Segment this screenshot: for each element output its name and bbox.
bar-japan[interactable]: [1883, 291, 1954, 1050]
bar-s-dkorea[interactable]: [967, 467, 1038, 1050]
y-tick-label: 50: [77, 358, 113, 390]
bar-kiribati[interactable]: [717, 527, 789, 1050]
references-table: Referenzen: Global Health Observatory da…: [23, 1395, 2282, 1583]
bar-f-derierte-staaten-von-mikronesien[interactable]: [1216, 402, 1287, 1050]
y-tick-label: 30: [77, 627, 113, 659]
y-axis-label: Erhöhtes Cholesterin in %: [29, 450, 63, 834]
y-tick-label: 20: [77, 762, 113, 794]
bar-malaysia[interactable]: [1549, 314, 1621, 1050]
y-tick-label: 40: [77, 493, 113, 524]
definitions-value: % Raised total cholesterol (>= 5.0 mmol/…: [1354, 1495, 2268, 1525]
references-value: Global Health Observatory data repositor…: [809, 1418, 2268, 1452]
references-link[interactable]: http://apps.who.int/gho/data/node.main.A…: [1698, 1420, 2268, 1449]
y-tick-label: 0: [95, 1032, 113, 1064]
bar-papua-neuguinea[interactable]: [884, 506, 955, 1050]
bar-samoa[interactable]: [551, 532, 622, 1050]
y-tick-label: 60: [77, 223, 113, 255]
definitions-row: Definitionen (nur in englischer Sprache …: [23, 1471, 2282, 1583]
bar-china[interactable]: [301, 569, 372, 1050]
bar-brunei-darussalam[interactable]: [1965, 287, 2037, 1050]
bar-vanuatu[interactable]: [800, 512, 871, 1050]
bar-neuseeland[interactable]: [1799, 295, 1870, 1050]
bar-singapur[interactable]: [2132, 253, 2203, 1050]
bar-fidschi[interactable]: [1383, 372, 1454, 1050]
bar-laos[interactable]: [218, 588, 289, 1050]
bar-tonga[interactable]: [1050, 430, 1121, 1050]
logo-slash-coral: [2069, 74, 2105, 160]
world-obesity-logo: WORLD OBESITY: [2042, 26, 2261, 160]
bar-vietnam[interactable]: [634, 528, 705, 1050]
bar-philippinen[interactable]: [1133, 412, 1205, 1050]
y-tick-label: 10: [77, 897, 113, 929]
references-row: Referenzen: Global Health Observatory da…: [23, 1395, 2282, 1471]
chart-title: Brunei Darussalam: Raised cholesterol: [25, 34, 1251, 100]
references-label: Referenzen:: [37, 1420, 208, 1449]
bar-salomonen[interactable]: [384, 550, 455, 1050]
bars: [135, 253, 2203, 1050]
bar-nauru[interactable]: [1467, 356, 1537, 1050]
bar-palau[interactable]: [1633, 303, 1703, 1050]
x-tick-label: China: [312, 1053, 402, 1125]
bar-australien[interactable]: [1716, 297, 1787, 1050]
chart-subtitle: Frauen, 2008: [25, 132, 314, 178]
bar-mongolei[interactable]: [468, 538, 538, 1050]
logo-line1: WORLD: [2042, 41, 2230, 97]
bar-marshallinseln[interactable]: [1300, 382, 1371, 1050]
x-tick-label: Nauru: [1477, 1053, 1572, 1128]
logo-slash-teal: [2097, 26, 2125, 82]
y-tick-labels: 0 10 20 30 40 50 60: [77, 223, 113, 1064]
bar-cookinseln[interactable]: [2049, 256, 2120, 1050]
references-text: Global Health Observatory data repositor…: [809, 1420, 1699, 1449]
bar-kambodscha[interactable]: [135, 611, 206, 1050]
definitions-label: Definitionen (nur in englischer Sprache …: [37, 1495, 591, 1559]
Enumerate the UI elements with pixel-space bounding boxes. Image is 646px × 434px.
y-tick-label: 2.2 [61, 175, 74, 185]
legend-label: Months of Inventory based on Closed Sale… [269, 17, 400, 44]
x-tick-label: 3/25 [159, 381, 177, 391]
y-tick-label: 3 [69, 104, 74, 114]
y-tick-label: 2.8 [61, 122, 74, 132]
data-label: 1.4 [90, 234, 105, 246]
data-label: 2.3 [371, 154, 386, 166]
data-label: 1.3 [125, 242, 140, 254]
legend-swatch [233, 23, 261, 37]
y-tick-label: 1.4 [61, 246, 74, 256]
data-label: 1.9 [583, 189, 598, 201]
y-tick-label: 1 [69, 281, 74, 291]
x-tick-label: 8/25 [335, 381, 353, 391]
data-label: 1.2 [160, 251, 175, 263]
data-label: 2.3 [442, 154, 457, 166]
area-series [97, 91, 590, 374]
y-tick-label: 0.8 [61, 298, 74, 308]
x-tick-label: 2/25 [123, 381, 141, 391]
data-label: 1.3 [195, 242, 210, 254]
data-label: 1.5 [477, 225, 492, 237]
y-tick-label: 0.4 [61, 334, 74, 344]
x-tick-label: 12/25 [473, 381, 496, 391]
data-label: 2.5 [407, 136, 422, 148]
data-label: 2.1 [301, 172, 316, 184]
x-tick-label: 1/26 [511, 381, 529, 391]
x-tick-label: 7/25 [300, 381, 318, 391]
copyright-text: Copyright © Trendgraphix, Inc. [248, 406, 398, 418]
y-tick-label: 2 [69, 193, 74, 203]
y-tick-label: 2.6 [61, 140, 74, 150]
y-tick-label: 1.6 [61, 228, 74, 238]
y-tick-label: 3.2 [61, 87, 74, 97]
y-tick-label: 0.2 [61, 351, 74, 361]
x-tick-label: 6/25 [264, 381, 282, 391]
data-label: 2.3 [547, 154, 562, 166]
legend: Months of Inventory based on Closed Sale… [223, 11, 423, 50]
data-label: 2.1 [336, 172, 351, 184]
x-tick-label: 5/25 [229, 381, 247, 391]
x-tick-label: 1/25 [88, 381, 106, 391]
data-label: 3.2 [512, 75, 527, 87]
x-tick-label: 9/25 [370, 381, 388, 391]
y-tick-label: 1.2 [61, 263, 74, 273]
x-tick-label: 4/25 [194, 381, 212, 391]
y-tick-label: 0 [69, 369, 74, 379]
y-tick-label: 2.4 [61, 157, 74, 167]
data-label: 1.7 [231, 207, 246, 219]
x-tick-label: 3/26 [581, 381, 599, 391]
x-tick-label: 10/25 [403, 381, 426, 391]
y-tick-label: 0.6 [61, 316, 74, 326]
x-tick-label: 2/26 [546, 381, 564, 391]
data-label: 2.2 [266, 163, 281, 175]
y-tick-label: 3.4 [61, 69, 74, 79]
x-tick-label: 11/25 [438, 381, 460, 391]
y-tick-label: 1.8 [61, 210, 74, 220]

DIRECTION: Retype each of the lines above, character for character, without any changes.

EXERCISE OUTPUT:
Segment this screenshot: for each element output its name and bbox.
bar-japan[interactable]: [1883, 291, 1954, 1050]
bar-s-dkorea[interactable]: [967, 467, 1038, 1050]
y-tick-label: 50: [77, 358, 113, 390]
bar-kiribati[interactable]: [717, 527, 789, 1050]
references-table: Referenzen: Global Health Observatory da…: [23, 1395, 2282, 1583]
bar-f-derierte-staaten-von-mikronesien[interactable]: [1216, 402, 1287, 1050]
y-tick-label: 30: [77, 627, 113, 659]
y-axis-label: Erhöhtes Cholesterin in %: [29, 450, 63, 834]
y-tick-label: 20: [77, 762, 113, 794]
bar-malaysia[interactable]: [1549, 314, 1621, 1050]
y-tick-label: 40: [77, 493, 113, 524]
definitions-value: % Raised total cholesterol (>= 5.0 mmol/…: [1354, 1495, 2268, 1525]
references-value: Global Health Observatory data repositor…: [809, 1418, 2268, 1452]
references-link[interactable]: http://apps.who.int/gho/data/node.main.A…: [1698, 1420, 2268, 1449]
y-tick-label: 0: [95, 1032, 113, 1064]
bar-papua-neuguinea[interactable]: [884, 506, 955, 1050]
bar-samoa[interactable]: [551, 532, 622, 1050]
y-tick-label: 60: [77, 223, 113, 255]
definitions-row: Definitionen (nur in englischer Sprache …: [23, 1471, 2282, 1583]
bar-china[interactable]: [301, 569, 372, 1050]
bar-brunei-darussalam[interactable]: [1965, 287, 2037, 1050]
bar-vanuatu[interactable]: [800, 512, 871, 1050]
bar-neuseeland[interactable]: [1799, 295, 1870, 1050]
bar-singapur[interactable]: [2132, 253, 2203, 1050]
bar-fidschi[interactable]: [1383, 372, 1454, 1050]
bar-laos[interactable]: [218, 588, 289, 1050]
bar-tonga[interactable]: [1050, 430, 1121, 1050]
logo-slash-coral: [2069, 74, 2105, 160]
world-obesity-logo: WORLD OBESITY: [2042, 26, 2261, 160]
bar-vietnam[interactable]: [634, 528, 705, 1050]
bar-philippinen[interactable]: [1133, 412, 1205, 1050]
y-tick-label: 10: [77, 897, 113, 929]
references-row: Referenzen: Global Health Observatory da…: [23, 1395, 2282, 1471]
chart-title: Brunei Darussalam: Raised cholesterol: [25, 34, 1251, 100]
references-label: Referenzen:: [37, 1420, 208, 1449]
bar-salomonen[interactable]: [384, 550, 455, 1050]
bars: [135, 253, 2203, 1050]
bar-nauru[interactable]: [1467, 356, 1537, 1050]
bar-palau[interactable]: [1633, 303, 1703, 1050]
x-tick-label: China: [312, 1053, 402, 1125]
bar-australien[interactable]: [1716, 297, 1787, 1050]
chart-subtitle: Frauen, 2008: [25, 132, 314, 178]
bar-mongolei[interactable]: [468, 538, 538, 1050]
logo-line1: WORLD: [2042, 41, 2230, 97]
bar-marshallinseln[interactable]: [1300, 382, 1371, 1050]
x-tick-label: Nauru: [1477, 1053, 1572, 1128]
logo-slash-teal: [2097, 26, 2125, 82]
y-tick-labels: 0 10 20 30 40 50 60: [77, 223, 113, 1064]
bar-cookinseln[interactable]: [2049, 256, 2120, 1050]
references-text: Global Health Observatory data repositor…: [809, 1420, 1699, 1449]
bar-kambodscha[interactable]: [135, 611, 206, 1050]
definitions-label: Definitionen (nur in englischer Sprache …: [37, 1495, 591, 1559]
Enumerate the UI elements with pixel-space bounding boxes. Image is 646px × 434px.
y-tick-label: 2.2 [61, 175, 74, 185]
legend-label: Months of Inventory based on Closed Sale… [269, 17, 400, 44]
x-tick-label: 3/25 [159, 381, 177, 391]
y-tick-label: 3 [69, 104, 74, 114]
y-tick-label: 2.8 [61, 122, 74, 132]
data-label: 1.4 [90, 234, 105, 246]
data-label: 2.3 [371, 154, 386, 166]
data-label: 1.3 [125, 242, 140, 254]
legend-swatch [233, 23, 261, 37]
y-tick-label: 1.4 [61, 246, 74, 256]
data-label: 1.9 [583, 189, 598, 201]
y-tick-label: 1 [69, 281, 74, 291]
x-tick-label: 8/25 [335, 381, 353, 391]
data-label: 1.2 [160, 251, 175, 263]
data-label: 2.3 [442, 154, 457, 166]
area-series [97, 91, 590, 374]
y-tick-label: 0.8 [61, 298, 74, 308]
x-tick-label: 2/25 [123, 381, 141, 391]
data-label: 1.3 [195, 242, 210, 254]
data-label: 1.5 [477, 225, 492, 237]
y-tick-label: 0.4 [61, 334, 74, 344]
x-tick-label: 12/25 [473, 381, 496, 391]
data-label: 2.5 [407, 136, 422, 148]
data-label: 2.1 [301, 172, 316, 184]
x-tick-label: 1/26 [511, 381, 529, 391]
x-tick-label: 7/25 [300, 381, 318, 391]
copyright-text: Copyright © Trendgraphix, Inc. [248, 406, 398, 418]
y-tick-label: 2 [69, 193, 74, 203]
y-tick-label: 2.6 [61, 140, 74, 150]
y-tick-label: 1.6 [61, 228, 74, 238]
y-tick-label: 3.2 [61, 87, 74, 97]
y-tick-label: 0.2 [61, 351, 74, 361]
x-tick-label: 6/25 [264, 381, 282, 391]
data-label: 2.3 [547, 154, 562, 166]
legend: Months of Inventory based on Closed Sale… [223, 11, 423, 50]
data-label: 2.1 [336, 172, 351, 184]
x-tick-label: 5/25 [229, 381, 247, 391]
x-tick-label: 1/25 [88, 381, 106, 391]
data-label: 3.2 [512, 75, 527, 87]
x-tick-label: 9/25 [370, 381, 388, 391]
y-tick-label: 1.2 [61, 263, 74, 273]
x-tick-label: 4/25 [194, 381, 212, 391]
y-tick-label: 0 [69, 369, 74, 379]
y-tick-label: 2.4 [61, 157, 74, 167]
data-label: 1.7 [231, 207, 246, 219]
x-tick-label: 3/26 [581, 381, 599, 391]
x-tick-label: 10/25 [403, 381, 426, 391]
y-tick-label: 0.6 [61, 316, 74, 326]
x-tick-label: 2/26 [546, 381, 564, 391]
data-label: 2.2 [266, 163, 281, 175]
y-tick-label: 3.4 [61, 69, 74, 79]
x-tick-label: 11/25 [438, 381, 460, 391]
y-tick-label: 1.8 [61, 210, 74, 220]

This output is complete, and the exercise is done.